* BEGIN RECORDS FOR THIS EXERCISE *

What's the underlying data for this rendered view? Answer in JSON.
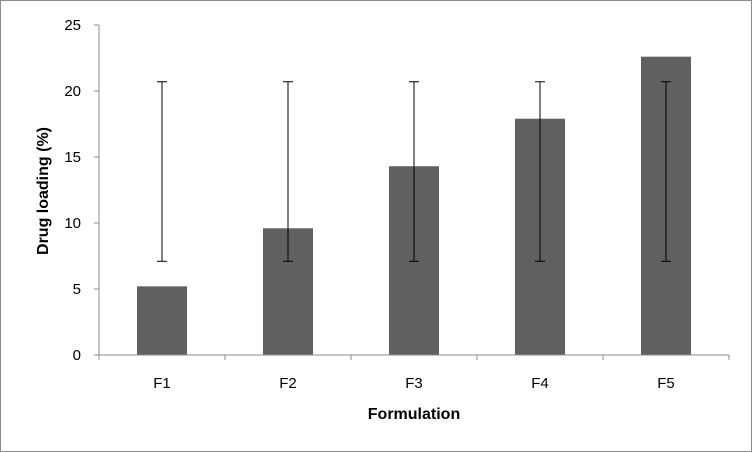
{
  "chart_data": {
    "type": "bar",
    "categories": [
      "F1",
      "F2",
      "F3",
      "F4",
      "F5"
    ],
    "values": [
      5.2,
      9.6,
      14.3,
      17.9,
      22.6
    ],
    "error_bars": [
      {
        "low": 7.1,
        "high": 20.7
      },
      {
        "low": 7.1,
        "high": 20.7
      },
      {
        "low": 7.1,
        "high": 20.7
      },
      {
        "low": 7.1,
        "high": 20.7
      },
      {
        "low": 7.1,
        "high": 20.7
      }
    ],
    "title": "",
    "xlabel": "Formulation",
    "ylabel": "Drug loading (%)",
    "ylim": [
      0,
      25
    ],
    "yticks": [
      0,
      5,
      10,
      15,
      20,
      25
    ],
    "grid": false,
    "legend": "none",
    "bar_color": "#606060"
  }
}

* END RECORDS FOR THIS EXERCISE *
* BEGIN RECORDS FOR THIS EXERCISE *

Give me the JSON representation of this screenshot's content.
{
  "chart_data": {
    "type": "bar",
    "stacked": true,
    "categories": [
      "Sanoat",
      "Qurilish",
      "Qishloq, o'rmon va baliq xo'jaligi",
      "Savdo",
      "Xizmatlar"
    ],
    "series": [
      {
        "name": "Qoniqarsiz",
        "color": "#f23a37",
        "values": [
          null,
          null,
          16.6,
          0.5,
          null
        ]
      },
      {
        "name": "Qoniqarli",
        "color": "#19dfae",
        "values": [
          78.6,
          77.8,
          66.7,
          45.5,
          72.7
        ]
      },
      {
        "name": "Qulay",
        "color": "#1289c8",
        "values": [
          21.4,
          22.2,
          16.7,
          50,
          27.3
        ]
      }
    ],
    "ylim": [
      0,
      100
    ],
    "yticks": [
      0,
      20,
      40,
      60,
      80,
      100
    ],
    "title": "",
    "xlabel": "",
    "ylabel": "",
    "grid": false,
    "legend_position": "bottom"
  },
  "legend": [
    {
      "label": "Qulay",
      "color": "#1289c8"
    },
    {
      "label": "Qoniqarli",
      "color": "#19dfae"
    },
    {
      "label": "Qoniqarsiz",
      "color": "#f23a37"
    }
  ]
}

* END RECORDS FOR THIS EXERCISE *

• PROBLEM STATEMENT: Count every line above that holds the string "name" and give the total, nothing more.

• REPLY TO THE EXERCISE: 3